### ЧТО СДЕЛАТЬ:
• A. Перепишите из текста о дуэлях офицеров всё, что идёт от слов "Офицеры обычно демонстрировали" и ниже до слов "процессов военных трибуналов." включительно, не меняя ни одного знака.
• B. Определите, согласуются ли с текстом о дуэлях офицеров следующие утверждения: (i) Скотт вызвал Ла Бросса из-за сделанного тем заявления; (ii) Скотт и Ла Бросс стреляли друг в друга с десяти шагов; (iii) командиру удалось помирить Рича и Вэйна. Для каждого ответьте «да» или «нет» и дословно приведите решающие слова текста.
• C. Подхватите текст о дуэлях офицеров и продолжите его, начиная сразу после последнего предложения.

### ВЫБРАННЫЙ ТЕКСТ:
-=-=-=-=-

Офицеры обычно демонстрировали особую чувствительность в вопросах чести и звания, пусть даже они и не доходили до таких крайностей, как воспетые Конрадом герои многолетнего конфликта. Обвинение в неподобающем выполнении обязанностей, любое порочащее честь высказывание, пусть и незначительное, намек на проявленную трусость в бою — все эти обстоятельства не мог оставить безнаказанными ни один офицер. Немало дуэлей произошло после процессов военных трибуналов.
Еще одним плодоносным полем, где, как колосья на черноземе, взошли ростки множества военных дуэлей, служила священная обязанность офицера защищать честь полка или рода войск. Долг этот стал причиной несчетного числа дуэлей между офицерами соперничающих корпусов, между офицерами и штатскими и между офицерами разных армий. Хорас (Гораций) Уолпол рассказывает о ссоре, что развела двух гвардейских офицеров, Роберта Рича и капитана Вэйна, которые в 1742 г. служили во Фландрии. Когда командир попытался помирить их, Рич зашел к Вэйну со спины и дал ему по уху. Рекомые офицеры были тут же арестованы, однако инцидент на этом не исчерпался, как говорит Уолпол: «Искушенные в вопросах чести утверждали, что ни один германский офицер не будет служить с Вэйном, пока тот не получит сатисфакции».
В 1787 г. состоялась дуэль между шевалье Ла Броссом из французской армии и капитаном Скоттом из британского 11-го пешего полка. Скотт вызвал французского офицера за сделанное тем заявление, что будто бы: «В офицерах английской армии больше флегмы [sic], чем духа». Двое обменивались пистолетными выстрелами с короткой дистанции — с пяти шагов — без какого бы то ни было эффекта до тех пор, пока пули Скотта не срезали одну из пуговиц с мундира Ла Бросса. Тут-то стороны пришли к заключению, что удовлетворение дано и дуэль можно прекратить.

-=-=-=-=-

### ИЗВЛЕЧЁННЫЕ ДАННЫЕ:
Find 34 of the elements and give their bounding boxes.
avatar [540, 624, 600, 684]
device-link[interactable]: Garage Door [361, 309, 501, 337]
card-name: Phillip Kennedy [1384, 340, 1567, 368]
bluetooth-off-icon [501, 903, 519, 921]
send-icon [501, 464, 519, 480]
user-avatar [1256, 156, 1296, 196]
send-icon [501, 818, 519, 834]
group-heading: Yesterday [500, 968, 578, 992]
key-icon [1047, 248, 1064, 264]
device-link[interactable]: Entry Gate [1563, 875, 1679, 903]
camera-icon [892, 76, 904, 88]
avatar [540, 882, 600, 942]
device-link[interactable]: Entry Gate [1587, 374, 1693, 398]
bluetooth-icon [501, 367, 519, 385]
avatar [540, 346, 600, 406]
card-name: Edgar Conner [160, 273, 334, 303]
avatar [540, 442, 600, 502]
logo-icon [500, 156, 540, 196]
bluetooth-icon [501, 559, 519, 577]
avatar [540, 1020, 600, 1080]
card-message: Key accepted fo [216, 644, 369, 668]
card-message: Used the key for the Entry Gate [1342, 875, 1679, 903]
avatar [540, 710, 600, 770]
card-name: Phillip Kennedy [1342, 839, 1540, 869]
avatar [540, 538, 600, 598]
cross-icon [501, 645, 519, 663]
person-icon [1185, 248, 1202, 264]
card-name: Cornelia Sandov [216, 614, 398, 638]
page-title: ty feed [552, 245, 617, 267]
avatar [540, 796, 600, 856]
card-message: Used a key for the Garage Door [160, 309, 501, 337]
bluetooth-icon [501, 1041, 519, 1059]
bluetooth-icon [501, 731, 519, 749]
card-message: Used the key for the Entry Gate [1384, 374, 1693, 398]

-=-=-=-=-

### ИТОГОВЫЕ ОТВЕТЫ:
• A.
Офицеры обычно демонстрировали особую чувствительность в вопросах чести и звания, пусть даже они и не доходили до таких крайностей, как воспетые Конрадом герои многолетнего конфликта. Обвинение в неподобающем выполнении обязанностей, любое порочащее честь высказывание, пусть и незначительное, намек на проявленную трусость в бою — все эти обстоятельства не мог оставить безнаказанными ни один офицер. Немало дуэлей произошло после процессов военных трибуналов.

• B.
(i) Да: «Скотт вызвал французского офицера за сделанное тем заявление».
(ii) Нет: «с короткой дистанции — с пяти шагов».
(iii) Нет: «Когда командир попытался помирить их, Рич зашел к Вэйну со спины и дал ему по уху».

• C.
Такие поводы для дуэли считались весьма достойными, если не сказать почетными. Однако многие дуэли имели под собой совершенно тривиальные основания: минутная размолвка, неудачное замечание или ненамеренное пренебрежение. Дуэли, разгоравшиеся по банальным поводам — особенно если один из участников поединка погибал, — всегда несут с собой горький привкус тщеты и напрасной утраты, которые не оставляют вас, пусть даже то, о чем вы читаете или слышите, всего лишь поросшая быльем история давно минувших дней.
Наверное, самая достойная внимания дуэль из тех, что разгорелись по чисто банальным причинам, — это поединок между полковником Монтгомери и капитаном Королевского военно-морского флота Макнамарой (то есть господа находились в равном звании. — Пер.) в Чок-Фарм, тогда находившемся за пределами Лондона. В апреле 1803 г. Монтгомери и Макнамара выехали каждый в свою очередь на прогулку в Хайд-Парк, при том и другом находилась собака. Когда господа поравнялись, псы сцепились между собой. Собака Макнамары, которая, судя по всему, оказалась покрепче, стала брать верх. Монтгомери закричал на пса: «А ну, отстань, а то я вышибу тебе мозги!» Макнамара был тут как тут: «Только попробуйте, а то я сам вам мозги вышибу!» — после чего джентльмены «не скупясь на слова, обменялись теплыми замечаниями». Само собой разумеется, стороны назначили секундантов, которые передали вызов и договорились об условиях дуэли. Соперники встретились в Чок-Фарм в семь часов вечера, и Монтгомери получил пулю в грудь при первом же выстреле. Скоро полковник скончался. Макнамара, хоть и тоже пострадавший, впоследствии оправился от раны.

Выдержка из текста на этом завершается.